● **Extract**:
★ ★ ★ ★

Status: Rust Core — active development on main Last Updated: 2026-06-07

Implementation status legend (used across architecture docs): Shipped = implemented and tested on main; Partially built = some paths real, others stubbed; Designed = specified, not yet implemented. As of this writing: the Cypher read pipeline, CREATE, variable-length traversal, OPTIONAL MATCH, and UNWIND are Shipped; the analyst verbs (rank/cluster/paths/ analyze/similar/find) are Designed (present in the Python 0.4.x shim; NotImplemented in the Rust core); provenance and confidence are Designed (schema defined; recorded/propagated by the Knowledge Layer Foundation milestone).

Overview

GraphForge uses DataFusion as the primary execution backbone. DataFusion provides the logical/physical planning pipeline, optimizer, table providers, and Arrow-native batch execution. GraphForge extends it with custom physical plan nodes for operations that require graph-native semantics.

The v0.5.0 unified API exposes seven entry points — execute, rank, cluster, paths, analyze, similar, and find — all producing Arrow Tables. execute travels the full Cypher compiler pipeline; the analyst verbs bypass the parser and planner but converge on the same DataFusion execution layer. execute is Shipped; the six analyst verbs are Designed in the Rust core (see status legend above). These verbs are workbench-layer surfaces (ADR 0006): they consume the graph and knowledge layers and hold no graph-semantic state.

★ ★ ★ ★

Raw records
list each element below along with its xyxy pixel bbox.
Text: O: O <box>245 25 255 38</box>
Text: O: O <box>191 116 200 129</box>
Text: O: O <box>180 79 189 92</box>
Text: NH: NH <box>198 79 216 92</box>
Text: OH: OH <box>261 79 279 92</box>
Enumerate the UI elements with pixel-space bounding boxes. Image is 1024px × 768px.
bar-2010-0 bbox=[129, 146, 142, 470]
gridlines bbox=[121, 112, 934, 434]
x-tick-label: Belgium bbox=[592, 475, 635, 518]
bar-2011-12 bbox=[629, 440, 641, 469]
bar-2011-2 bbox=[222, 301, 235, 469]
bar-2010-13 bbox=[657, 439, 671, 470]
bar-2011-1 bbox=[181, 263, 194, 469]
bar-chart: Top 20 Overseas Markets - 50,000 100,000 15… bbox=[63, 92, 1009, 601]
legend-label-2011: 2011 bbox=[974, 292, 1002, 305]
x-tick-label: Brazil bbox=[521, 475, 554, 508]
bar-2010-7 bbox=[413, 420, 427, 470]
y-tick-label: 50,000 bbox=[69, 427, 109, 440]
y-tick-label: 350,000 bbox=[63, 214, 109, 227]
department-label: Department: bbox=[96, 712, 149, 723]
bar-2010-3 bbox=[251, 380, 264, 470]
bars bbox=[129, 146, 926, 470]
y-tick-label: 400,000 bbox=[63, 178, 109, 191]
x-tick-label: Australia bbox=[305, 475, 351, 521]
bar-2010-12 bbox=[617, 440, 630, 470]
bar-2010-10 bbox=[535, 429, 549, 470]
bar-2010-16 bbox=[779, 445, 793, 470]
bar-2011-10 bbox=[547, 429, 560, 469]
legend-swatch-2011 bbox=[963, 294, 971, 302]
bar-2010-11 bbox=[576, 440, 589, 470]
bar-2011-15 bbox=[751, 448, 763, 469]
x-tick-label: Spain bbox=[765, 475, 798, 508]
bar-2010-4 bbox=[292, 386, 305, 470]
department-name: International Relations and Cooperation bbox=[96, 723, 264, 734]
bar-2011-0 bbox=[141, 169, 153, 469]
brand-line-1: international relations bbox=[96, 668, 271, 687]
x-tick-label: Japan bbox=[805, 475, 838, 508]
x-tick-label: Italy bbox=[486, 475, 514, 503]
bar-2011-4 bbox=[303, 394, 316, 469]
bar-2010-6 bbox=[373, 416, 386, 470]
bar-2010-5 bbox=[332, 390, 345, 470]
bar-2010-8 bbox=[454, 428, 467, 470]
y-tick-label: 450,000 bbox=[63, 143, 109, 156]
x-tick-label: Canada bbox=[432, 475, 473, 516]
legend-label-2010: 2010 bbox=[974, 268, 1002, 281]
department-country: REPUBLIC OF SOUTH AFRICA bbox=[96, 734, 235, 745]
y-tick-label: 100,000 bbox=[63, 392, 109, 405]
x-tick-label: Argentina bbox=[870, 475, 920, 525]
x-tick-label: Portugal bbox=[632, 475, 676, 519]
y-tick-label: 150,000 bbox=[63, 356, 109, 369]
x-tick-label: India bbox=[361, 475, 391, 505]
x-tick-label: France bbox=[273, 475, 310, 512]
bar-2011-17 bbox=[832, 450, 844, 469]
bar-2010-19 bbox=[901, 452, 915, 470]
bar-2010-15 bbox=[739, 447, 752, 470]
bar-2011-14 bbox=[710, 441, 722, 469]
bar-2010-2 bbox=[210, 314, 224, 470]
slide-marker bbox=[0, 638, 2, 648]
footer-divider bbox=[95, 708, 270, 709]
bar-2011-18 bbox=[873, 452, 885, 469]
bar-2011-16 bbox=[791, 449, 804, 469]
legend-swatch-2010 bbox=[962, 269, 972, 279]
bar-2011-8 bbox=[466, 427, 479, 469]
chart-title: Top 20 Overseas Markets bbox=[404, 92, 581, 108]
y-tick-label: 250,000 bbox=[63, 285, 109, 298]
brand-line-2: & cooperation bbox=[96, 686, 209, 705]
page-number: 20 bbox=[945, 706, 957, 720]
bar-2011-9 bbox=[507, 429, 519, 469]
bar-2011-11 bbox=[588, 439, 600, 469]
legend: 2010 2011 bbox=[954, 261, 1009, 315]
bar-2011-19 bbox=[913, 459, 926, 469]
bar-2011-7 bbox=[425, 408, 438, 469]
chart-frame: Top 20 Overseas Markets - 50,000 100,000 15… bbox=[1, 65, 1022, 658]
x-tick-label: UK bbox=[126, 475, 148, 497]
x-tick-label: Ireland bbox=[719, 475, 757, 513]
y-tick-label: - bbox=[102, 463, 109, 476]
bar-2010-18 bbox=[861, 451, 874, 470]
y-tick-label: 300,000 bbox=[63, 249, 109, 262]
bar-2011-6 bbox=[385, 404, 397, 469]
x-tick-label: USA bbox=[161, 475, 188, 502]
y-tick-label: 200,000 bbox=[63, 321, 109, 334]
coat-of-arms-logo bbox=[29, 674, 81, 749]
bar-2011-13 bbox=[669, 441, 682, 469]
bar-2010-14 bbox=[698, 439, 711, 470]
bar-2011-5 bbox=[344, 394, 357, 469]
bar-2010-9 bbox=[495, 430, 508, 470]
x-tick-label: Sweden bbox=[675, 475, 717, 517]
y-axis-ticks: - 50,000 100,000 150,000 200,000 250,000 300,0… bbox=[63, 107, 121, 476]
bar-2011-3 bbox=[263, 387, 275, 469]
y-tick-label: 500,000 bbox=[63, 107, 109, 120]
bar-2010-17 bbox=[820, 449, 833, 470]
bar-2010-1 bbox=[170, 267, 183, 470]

★ ★ ★ ★

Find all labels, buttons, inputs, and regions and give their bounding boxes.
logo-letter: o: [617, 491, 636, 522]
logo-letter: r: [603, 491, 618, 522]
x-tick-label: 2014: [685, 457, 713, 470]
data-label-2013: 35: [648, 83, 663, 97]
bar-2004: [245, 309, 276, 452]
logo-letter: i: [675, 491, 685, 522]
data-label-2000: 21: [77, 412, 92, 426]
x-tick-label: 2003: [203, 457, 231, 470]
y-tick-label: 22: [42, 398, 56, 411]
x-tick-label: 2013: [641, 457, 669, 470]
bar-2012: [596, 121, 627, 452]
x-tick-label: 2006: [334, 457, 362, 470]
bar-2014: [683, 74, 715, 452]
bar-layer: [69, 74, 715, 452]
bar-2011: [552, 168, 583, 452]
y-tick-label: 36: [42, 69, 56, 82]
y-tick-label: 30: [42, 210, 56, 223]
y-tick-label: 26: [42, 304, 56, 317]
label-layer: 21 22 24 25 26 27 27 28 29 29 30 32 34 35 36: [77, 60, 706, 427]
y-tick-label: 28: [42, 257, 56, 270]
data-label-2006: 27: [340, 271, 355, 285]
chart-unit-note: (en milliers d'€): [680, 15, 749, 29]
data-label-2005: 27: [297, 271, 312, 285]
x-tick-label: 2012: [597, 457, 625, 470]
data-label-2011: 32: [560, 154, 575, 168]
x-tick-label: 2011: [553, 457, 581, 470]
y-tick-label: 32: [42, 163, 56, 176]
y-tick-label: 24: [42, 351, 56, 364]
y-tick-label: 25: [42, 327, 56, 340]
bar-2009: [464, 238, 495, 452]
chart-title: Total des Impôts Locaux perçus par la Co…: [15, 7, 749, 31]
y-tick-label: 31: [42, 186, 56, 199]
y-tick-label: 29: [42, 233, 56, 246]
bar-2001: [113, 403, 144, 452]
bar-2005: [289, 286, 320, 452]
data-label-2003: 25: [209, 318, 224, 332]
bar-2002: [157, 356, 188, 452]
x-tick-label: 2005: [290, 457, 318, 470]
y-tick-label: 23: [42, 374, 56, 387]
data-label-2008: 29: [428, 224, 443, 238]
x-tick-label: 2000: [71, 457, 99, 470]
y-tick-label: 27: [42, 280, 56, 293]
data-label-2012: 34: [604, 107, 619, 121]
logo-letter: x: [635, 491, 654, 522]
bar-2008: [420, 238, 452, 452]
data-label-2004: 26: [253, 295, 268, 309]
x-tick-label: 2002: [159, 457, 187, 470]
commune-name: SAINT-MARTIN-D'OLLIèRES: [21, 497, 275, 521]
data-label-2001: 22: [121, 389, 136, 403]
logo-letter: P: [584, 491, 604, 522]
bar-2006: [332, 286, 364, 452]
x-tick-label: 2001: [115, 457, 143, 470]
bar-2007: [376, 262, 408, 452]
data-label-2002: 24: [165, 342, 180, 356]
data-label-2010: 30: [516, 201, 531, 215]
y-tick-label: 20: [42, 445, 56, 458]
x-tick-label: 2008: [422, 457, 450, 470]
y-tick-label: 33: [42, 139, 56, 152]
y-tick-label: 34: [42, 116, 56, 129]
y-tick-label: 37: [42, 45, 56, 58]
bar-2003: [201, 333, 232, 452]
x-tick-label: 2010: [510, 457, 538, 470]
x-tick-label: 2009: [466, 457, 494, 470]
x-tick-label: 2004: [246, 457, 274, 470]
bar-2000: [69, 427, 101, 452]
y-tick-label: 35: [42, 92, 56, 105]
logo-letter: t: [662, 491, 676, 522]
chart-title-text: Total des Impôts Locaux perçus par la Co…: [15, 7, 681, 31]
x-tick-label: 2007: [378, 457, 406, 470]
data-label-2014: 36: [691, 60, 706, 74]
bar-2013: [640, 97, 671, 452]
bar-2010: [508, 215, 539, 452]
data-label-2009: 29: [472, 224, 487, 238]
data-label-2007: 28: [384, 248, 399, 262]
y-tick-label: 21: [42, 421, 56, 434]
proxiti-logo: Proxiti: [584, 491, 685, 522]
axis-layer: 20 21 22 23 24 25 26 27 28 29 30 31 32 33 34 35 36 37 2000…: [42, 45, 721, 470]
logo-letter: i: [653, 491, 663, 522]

★ ★ ★ ★

Rewrite the GraphForge architecture text from "The v0.5.0 unified" to "no graph-semantic state.", substituting "workbench verbs" for "analyst verbs".

● **Solution for this exercise**:
The v0.5.0 unified API exposes seven entry points — execute, rank, cluster, paths, analyze, similar, and find — all producing Arrow Tables. execute travels the full Cypher compiler pipeline; the workbench verbs bypass the parser and planner but converge on the same DataFusion execution layer. execute is Shipped; the six workbench verbs are Designed in the Rust core (see status legend above). These verbs are workbench-layer surfaces (ADR 0006): they consume the graph and knowledge layers and hold no graph-semantic state.